What does Myrobalan do?
This unique myrobalan powder material is both a tannin and a mordant. It is a common dye that will produce nice buttery yellow (20-30% WOF) and provide good mordant for difficult to dye cotton fibre if used before alum at 15-20% WOF; weight of fibre). Since it gives a nice warm yellow it can also be combined with indigo to further add beautiful teal color (single indigo dip).
Scientifically, Myrobalan has some key properties to help with dyeing such as Gallic and Ellagic acid; hydrolysable tannins.
Since I am a hands-on person I tend to learn more by experimenting & doing rather than by reading. For a good foundation I put it through a few tests and observed what it can do. It is interesting how many different outcomes I had.
Understanding the Challenges of Eco printing:
Achieving colours on cotton fabrics in the world of eco printing can be a bit of a challenge depending what species of leaves that you can find or what other natural dyes you add to the mix. This brownish yellow powder dyes a light buff color. Myrobalan also loves iron! Whenever there is any way of the two coming together it creates a nice purplish grey. The depth does depend on the strength of both the Myrobalan and the iron, as usual. I much prefer it to the some of the dirty types of browns that some tannins create with the saddening of iron.
These are examples of a few media including paper and Rayon (considered cellulose fibres). It’s use is not even restricted to the usual rolled bundles of Eco Printing. (watch for future detailed posts) I can also see how stable some dyes are by how much they stain my hands and also my plastic sink; wow did I need to clean!

REQUIREMENTS
According to the passage on myrobalan dye, why can myrobalan be combined with indigo? Answer in one to three sentences. None of the material is needed for the task.

GIVEN INFORMATION
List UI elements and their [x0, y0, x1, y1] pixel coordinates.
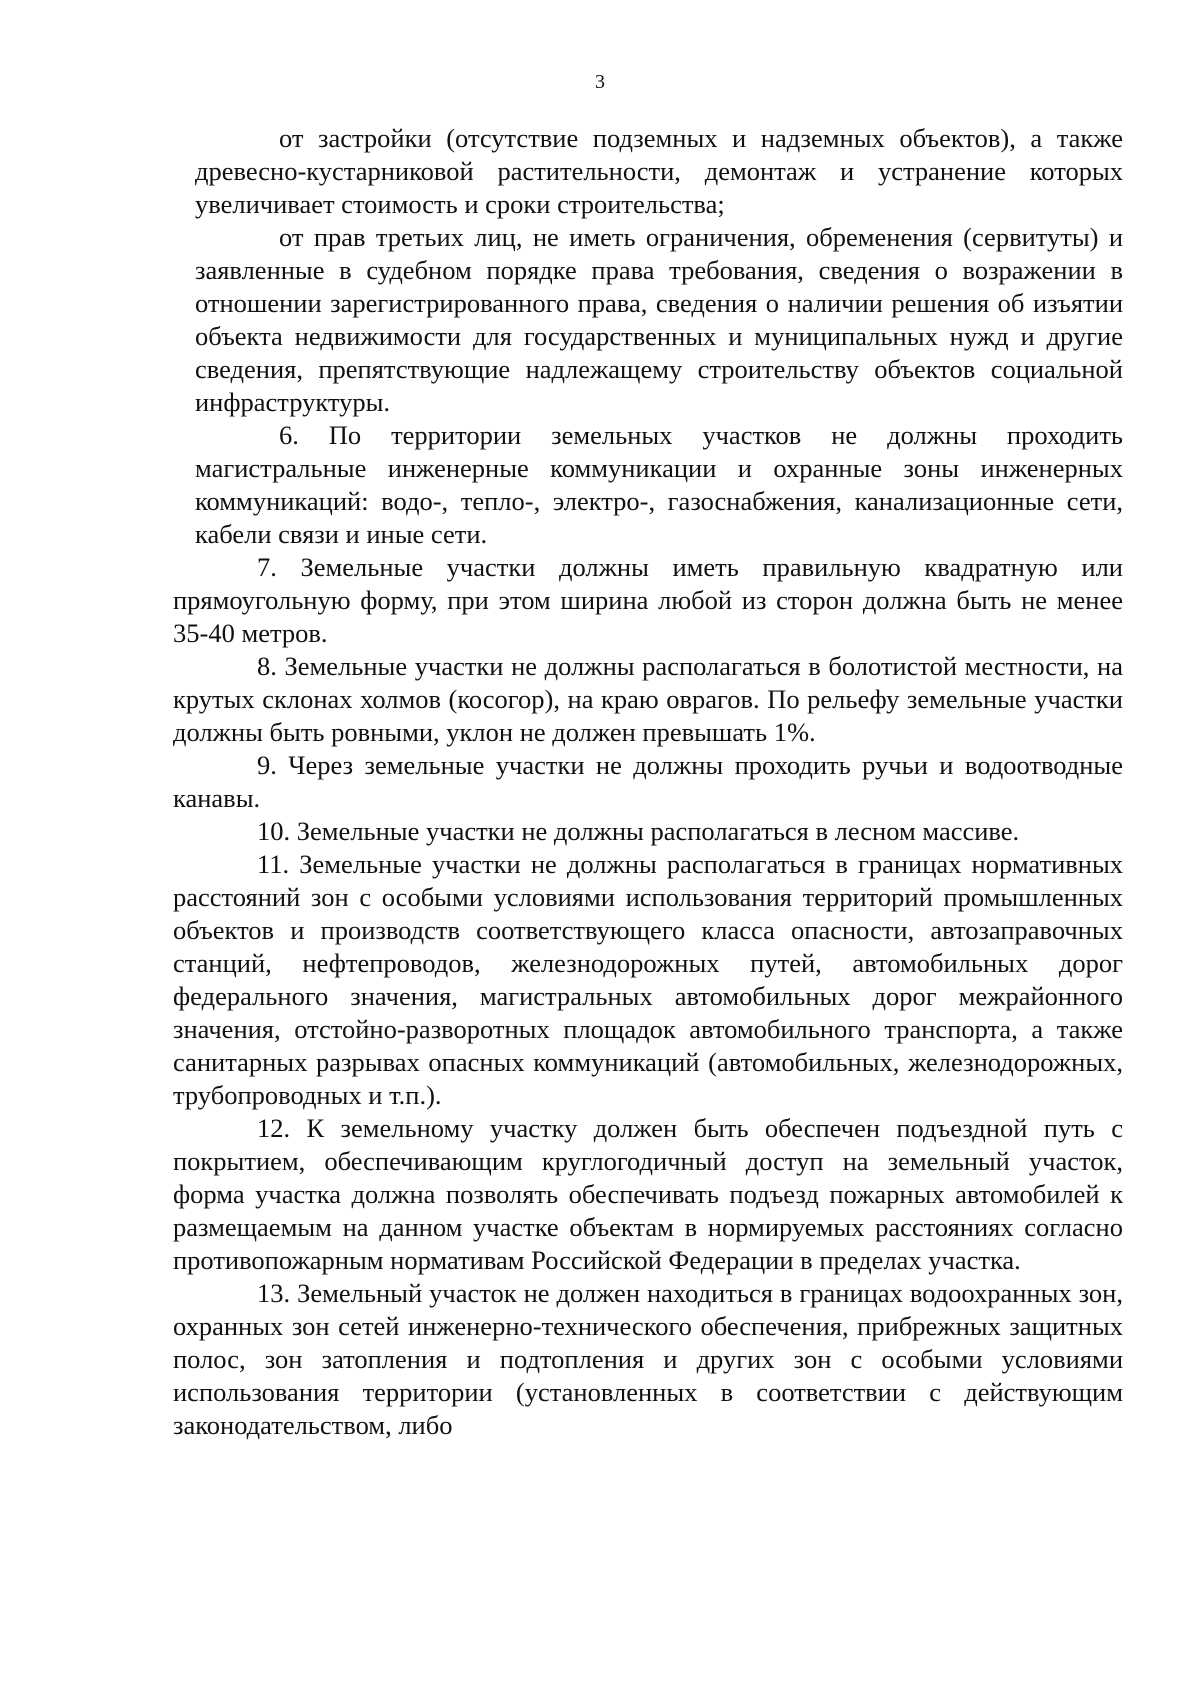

SOLUTION FOR THIS EXERCISE
Myrobalan gives a nice warm yellow, so it can be combined with indigo. A single indigo dip over it adds a beautiful teal color.